Dataset rows about figures
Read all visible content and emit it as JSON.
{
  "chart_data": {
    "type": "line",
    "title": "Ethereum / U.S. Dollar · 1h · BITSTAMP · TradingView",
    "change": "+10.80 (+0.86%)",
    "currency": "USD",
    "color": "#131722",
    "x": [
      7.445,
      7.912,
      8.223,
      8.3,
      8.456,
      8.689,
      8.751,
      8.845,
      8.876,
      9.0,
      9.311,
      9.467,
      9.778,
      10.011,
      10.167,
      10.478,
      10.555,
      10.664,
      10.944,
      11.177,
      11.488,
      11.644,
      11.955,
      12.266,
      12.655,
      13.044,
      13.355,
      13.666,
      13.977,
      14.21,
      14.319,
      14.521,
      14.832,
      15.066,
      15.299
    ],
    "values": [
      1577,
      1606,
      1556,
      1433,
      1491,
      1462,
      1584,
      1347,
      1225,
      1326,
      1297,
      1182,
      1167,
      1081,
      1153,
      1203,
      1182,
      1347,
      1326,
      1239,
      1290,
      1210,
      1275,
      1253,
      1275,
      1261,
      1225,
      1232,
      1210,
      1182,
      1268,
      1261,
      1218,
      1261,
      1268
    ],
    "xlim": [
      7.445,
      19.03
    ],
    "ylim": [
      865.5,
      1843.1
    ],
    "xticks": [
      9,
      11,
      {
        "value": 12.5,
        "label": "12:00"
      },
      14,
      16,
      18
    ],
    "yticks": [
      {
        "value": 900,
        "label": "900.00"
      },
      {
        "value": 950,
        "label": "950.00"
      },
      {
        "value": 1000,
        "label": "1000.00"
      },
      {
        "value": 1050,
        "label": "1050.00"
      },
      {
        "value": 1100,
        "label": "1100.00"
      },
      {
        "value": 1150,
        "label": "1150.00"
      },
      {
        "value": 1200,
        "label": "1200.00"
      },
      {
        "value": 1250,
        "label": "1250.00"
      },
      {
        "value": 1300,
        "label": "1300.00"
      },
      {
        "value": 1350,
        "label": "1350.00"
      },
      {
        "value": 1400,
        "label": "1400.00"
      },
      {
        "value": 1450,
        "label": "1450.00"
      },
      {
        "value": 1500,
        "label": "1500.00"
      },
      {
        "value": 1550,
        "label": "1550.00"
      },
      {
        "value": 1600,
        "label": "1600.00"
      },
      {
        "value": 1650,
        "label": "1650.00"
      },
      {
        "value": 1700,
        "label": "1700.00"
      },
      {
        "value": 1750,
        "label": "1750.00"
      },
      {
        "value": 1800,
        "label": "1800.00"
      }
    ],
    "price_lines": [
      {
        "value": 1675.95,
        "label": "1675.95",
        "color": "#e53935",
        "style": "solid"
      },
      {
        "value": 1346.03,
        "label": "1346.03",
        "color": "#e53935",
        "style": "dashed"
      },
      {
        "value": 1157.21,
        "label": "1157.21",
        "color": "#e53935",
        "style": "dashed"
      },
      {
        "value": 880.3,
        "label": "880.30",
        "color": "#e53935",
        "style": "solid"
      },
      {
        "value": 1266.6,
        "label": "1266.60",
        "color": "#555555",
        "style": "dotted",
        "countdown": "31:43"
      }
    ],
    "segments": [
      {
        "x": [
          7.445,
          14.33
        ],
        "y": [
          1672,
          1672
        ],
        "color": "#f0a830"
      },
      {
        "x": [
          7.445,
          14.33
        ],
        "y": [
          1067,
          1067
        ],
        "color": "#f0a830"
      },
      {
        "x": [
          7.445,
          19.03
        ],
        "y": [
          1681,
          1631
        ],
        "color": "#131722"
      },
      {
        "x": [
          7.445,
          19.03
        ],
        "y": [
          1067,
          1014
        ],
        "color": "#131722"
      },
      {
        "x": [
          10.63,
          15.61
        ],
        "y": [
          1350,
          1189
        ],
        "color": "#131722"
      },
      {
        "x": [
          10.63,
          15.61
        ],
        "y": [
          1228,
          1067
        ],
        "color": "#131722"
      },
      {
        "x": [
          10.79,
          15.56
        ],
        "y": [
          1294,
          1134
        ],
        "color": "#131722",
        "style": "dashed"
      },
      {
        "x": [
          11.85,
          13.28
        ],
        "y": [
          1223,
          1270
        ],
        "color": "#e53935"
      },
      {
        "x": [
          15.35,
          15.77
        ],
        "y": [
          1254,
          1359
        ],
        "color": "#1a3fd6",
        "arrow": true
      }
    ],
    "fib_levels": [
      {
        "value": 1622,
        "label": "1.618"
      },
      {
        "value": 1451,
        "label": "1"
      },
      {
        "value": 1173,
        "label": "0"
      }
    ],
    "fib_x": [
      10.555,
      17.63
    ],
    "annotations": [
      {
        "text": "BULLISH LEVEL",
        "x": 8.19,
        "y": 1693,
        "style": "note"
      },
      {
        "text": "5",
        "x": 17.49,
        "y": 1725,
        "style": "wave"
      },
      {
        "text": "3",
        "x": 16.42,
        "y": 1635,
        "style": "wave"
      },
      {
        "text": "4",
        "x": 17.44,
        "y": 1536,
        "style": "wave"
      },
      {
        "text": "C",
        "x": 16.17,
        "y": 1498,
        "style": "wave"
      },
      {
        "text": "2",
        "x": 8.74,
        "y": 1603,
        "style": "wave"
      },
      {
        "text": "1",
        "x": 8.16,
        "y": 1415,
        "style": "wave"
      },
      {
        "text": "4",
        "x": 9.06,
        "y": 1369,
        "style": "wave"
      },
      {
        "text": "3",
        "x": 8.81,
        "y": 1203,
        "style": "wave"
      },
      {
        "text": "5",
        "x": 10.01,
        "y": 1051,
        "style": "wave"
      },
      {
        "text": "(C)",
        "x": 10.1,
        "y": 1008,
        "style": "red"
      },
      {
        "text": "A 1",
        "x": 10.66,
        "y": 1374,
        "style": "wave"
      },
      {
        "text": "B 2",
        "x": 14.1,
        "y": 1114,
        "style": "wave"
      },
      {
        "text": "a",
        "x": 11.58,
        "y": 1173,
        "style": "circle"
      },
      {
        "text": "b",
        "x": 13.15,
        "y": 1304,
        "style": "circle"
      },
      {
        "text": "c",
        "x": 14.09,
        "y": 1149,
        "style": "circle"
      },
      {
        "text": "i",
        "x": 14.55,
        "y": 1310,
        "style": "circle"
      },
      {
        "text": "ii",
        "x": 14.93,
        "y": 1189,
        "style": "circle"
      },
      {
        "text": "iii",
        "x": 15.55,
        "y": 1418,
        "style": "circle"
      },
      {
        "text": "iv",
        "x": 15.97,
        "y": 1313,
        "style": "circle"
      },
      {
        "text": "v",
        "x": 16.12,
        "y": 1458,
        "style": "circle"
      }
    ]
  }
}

* DIRECTIONS *
Extract the whole listing, character for character.

* RIGHT ANSWER *
Read all visible content and emit it as JSON.
{
  "chart_data": {
    "type": "line",
    "title": "Ethereum / U.S. Dollar · 1h · BITSTAMP · TradingView",
    "change": "+10.80 (+0.86%)",
    "currency": "USD",
    "color": "#131722",
    "x": [
      7.445,
      7.912,
      8.223,
      8.3,
      8.456,
      8.689,
      8.751,
      8.845,
      8.876,
      9.0,
      9.311,
      9.467,
      9.778,
      10.011,
      10.167,
      10.478,
      10.555,
      10.664,
      10.944,
      11.177,
      11.488,
      11.644,
      11.955,
      12.266,
      12.655,
      13.044,
      13.355,
      13.666,
      13.977,
      14.21,
      14.319,
      14.521,
      14.832,
      15.066,
      15.299
    ],
    "values": [
      1577,
      1606,
      1556,
      1433,
      1491,
      1462,
      1584,
      1347,
      1225,
      1326,
      1297,
      1182,
      1167,
      1081,
      1153,
      1203,
      1182,
      1347,
      1326,
      1239,
      1290,
      1210,
      1275,
      1253,
      1275,
      1261,
      1225,
      1232,
      1210,
      1182,
      1268,
      1261,
      1218,
      1261,
      1268
    ],
    "xlim": [
      7.445,
      19.03
    ],
    "ylim": [
      865.5,
      1843.1
    ],
    "xticks": [
      9,
      11,
      {
        "value": 12.5,
        "label": "12:00"
      },
      14,
      16,
      18
    ],
    "yticks": [
      {
        "value": 900,
        "label": "900.00"
      },
      {
        "value": 950,
        "label": "950.00"
      },
      {
        "value": 1000,
        "label": "1000.00"
      },
      {
        "value": 1050,
        "label": "1050.00"
      },
      {
        "value": 1100,
        "label": "1100.00"
      },
      {
        "value": 1150,
        "label": "1150.00"
      },
      {
        "value": 1200,
        "label": "1200.00"
      },
      {
        "value": 1250,
        "label": "1250.00"
      },
      {
        "value": 1300,
        "label": "1300.00"
      },
      {
        "value": 1350,
        "label": "1350.00"
      },
      {
        "value": 1400,
        "label": "1400.00"
      },
      {
        "value": 1450,
        "label": "1450.00"
      },
      {
        "value": 1500,
        "label": "1500.00"
      },
      {
        "value": 1550,
        "label": "1550.00"
      },
      {
        "value": 1600,
        "label": "1600.00"
      },
      {
        "value": 1650,
        "label": "1650.00"
      },
      {
        "value": 1700,
        "label": "1700.00"
      },
      {
        "value": 1750,
        "label": "1750.00"
      },
      {
        "value": 1800,
        "label": "1800.00"
      }
    ],
    "price_lines": [
      {
        "value": 1675.95,
        "label": "1675.95",
        "color": "#e53935",
        "style": "solid"
      },
      {
        "value": 1346.03,
        "label": "1346.03",
        "color": "#e53935",
        "style": "dashed"
      },
      {
        "value": 1157.21,
        "label": "1157.21",
        "color": "#e53935",
        "style": "dashed"
      },
      {
        "value": 880.3,
        "label": "880.30",
        "color": "#e53935",
        "style": "solid"
      },
      {
        "value": 1266.6,
        "label": "1266.60",
        "color": "#555555",
        "style": "dotted",
        "countdown": "31:43"
      }
    ],
    "segments": [
      {
        "x": [
          7.445,
          14.33
        ],
        "y": [
          1672,
          1672
        ],
        "color": "#f0a830"
      },
      {
        "x": [
          7.445,
          14.33
        ],
        "y": [
          1067,
          1067
        ],
        "color": "#f0a830"
      },
      {
        "x": [
          7.445,
          19.03
        ],
        "y": [
          1681,
          1631
        ],
        "color": "#131722"
      },
      {
        "x": [
          7.445,
          19.03
        ],
        "y": [
          1067,
          1014
        ],
        "color": "#131722"
      },
      {
        "x": [
          10.63,
          15.61
        ],
        "y": [
          1350,
          1189
        ],
        "color": "#131722"
      },
      {
        "x": [
          10.63,
          15.61
        ],
        "y": [
          1228,
          1067
        ],
        "color": "#131722"
      },
      {
        "x": [
          10.79,
          15.56
        ],
        "y": [
          1294,
          1134
        ],
        "color": "#131722",
        "style": "dashed"
      },
      {
        "x": [
          11.85,
          13.28
        ],
        "y": [
          1223,
          1270
        ],
        "color": "#e53935"
      },
      {
        "x": [
          15.35,
          15.77
        ],
        "y": [
          1254,
          1359
        ],
        "color": "#1a3fd6",
        "arrow": true
      }
    ],
    "fib_levels": [
      {
        "value": 1622,
        "label": "1.618"
      },
      {
        "value": 1451,
        "label": "1"
      },
      {
        "value": 1173,
        "label": "0"
      }
    ],
    "fib_x": [
      10.555,
      17.63
    ],
    "annotations": [
      {
        "text": "BULLISH LEVEL",
        "x": 8.19,
        "y": 1693,
        "style": "note"
      },
      {
        "text": "5",
        "x": 17.49,
        "y": 1725,
        "style": "wave"
      },
      {
        "text": "3",
        "x": 16.42,
        "y": 1635,
        "style": "wave"
      },
      {
        "text": "4",
        "x": 17.44,
        "y": 1536,
        "style": "wave"
      },
      {
        "text": "C",
        "x": 16.17,
        "y": 1498,
        "style": "wave"
      },
      {
        "text": "2",
        "x": 8.74,
        "y": 1603,
        "style": "wave"
      },
      {
        "text": "1",
        "x": 8.16,
        "y": 1415,
        "style": "wave"
      },
      {
        "text": "4",
        "x": 9.06,
        "y": 1369,
        "style": "wave"
      },
      {
        "text": "3",
        "x": 8.81,
        "y": 1203,
        "style": "wave"
      },
      {
        "text": "5",
        "x": 10.01,
        "y": 1051,
        "style": "wave"
      },
      {
        "text": "(C)",
        "x": 10.1,
        "y": 1008,
        "style": "red"
      },
      {
        "text": "A 1",
        "x": 10.66,
        "y": 1374,
        "style": "wave"
      },
      {
        "text": "B 2",
        "x": 14.1,
        "y": 1114,
        "style": "wave"
      },
      {
        "text": "a",
        "x": 11.58,
        "y": 1173,
        "style": "circle"
      },
      {
        "text": "b",
        "x": 13.15,
        "y": 1304,
        "style": "circle"
      },
      {
        "text": "c",
        "x": 14.09,
        "y": 1149,
        "style": "circle"
      },
      {
        "text": "i",
        "x": 14.55,
        "y": 1310,
        "style": "circle"
      },
      {
        "text": "ii",
        "x": 14.93,
        "y": 1189,
        "style": "circle"
      },
      {
        "text": "iii",
        "x": 15.55,
        "y": 1418,
        "style": "circle"
      },
      {
        "text": "iv",
        "x": 15.97,
        "y": 1313,
        "style": "circle"
      },
      {
        "text": "v",
        "x": 16.12,
        "y": 1458,
        "style": "circle"
      }
    ]
  }
}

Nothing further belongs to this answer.